### EXERCISE TASK 1
In the book review, in what year was the German edition of the book first published?
### EXERCISE TASK 2
Copy the book review word for word, starting with "Stephan FÖ¼ssel. Gutenberg" and going on through "University of Melbourne)".

Stephan FÖ¼ssel. Gutenberg and the Impact of Printing. Aldershot: Ashgate, 2005. 216 pp. $59.95 (cloth), ISBN 978-0-7546-3537-6.
Reviewed by Jennifer Spinks (School of Historical Studies, University of Melbourne)
Published on H-HRE (August, 2006)
Elite and Popular Print Culture in Early Modern Europe
Stephan Füssel's Gutenberg and the Impact of Printing contains two major strands: one tells the story of the Gutenberg Bible in considerable detail. The other is a more broad-ranging consideration of Gutenberg's world and the impact upon and diffusion of printing through it. The work of a distinguished German scholar who leads the Institute for Book Studies in Mainz, this book draws upon decades of research. It was first published in a German edition in 1999, to coincide with the 600-year celebration of Gutenberg's nominal birth-year in 2000. Its translation into English is welcome and various sections of the book will appeal respectively to specialists in the field and to interested, but less informed, readers. Unfortunately, the price of the book, and the unlikelihood of it being released in paperback, means that this English edition will almost certainly reach a narrower audience than its German counterpart. Given this, the limited scholarly apparatus (especially the lack of footnotes) must be noted as a drawback for its likely audience.

### SUPPLIED MATERIAL
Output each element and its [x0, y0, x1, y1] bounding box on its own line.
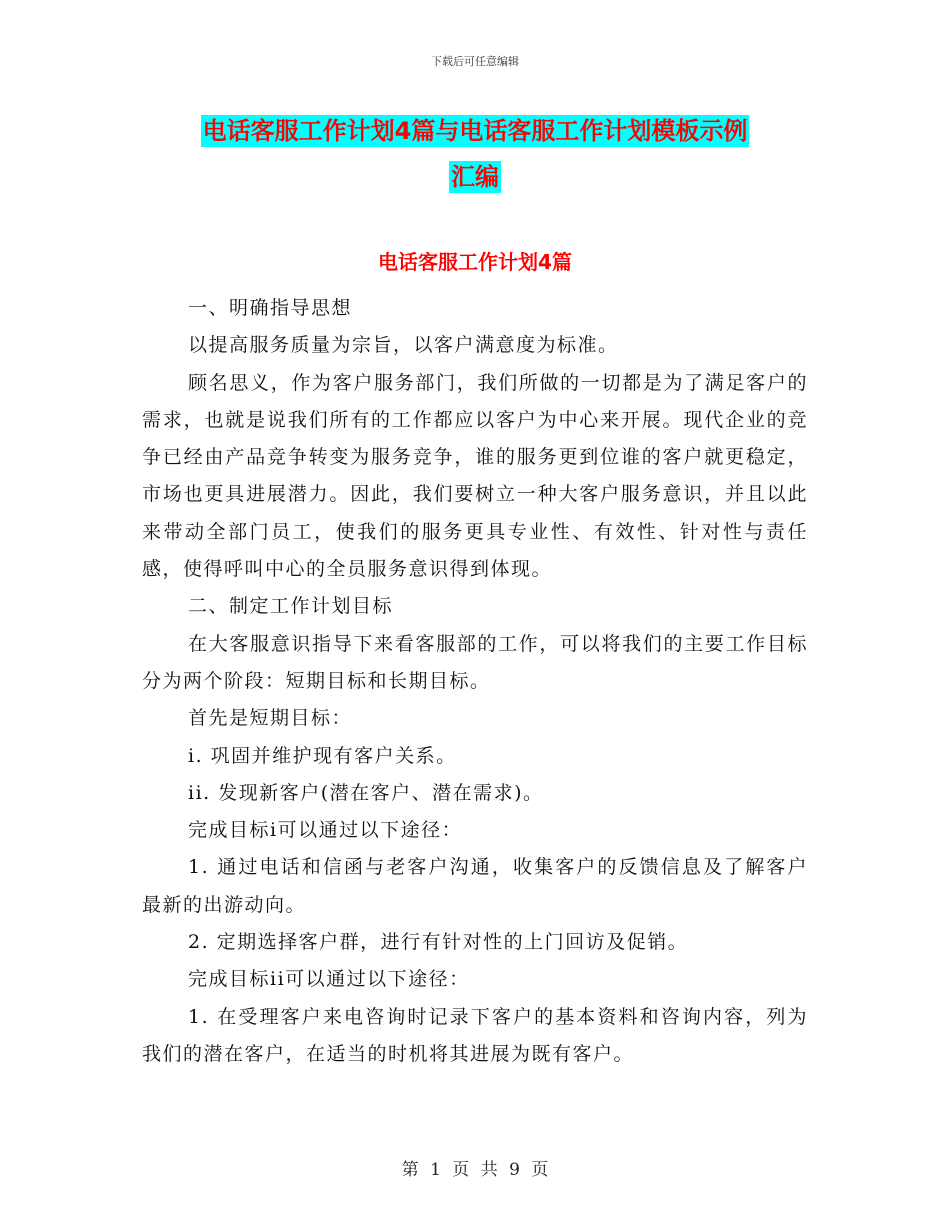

### PROBLEM SOLUTION 1
1999

### PROBLEM SOLUTION 2
Stephan FÖ¼ssel. Gutenberg and the Impact of Printing. Aldershot: Ashgate, 2005. 216 pp. $59.95 (cloth), ISBN 978-0-7546-3537-6.
Reviewed by Jennifer Spinks (School of Historical Studies, University of Melbourne)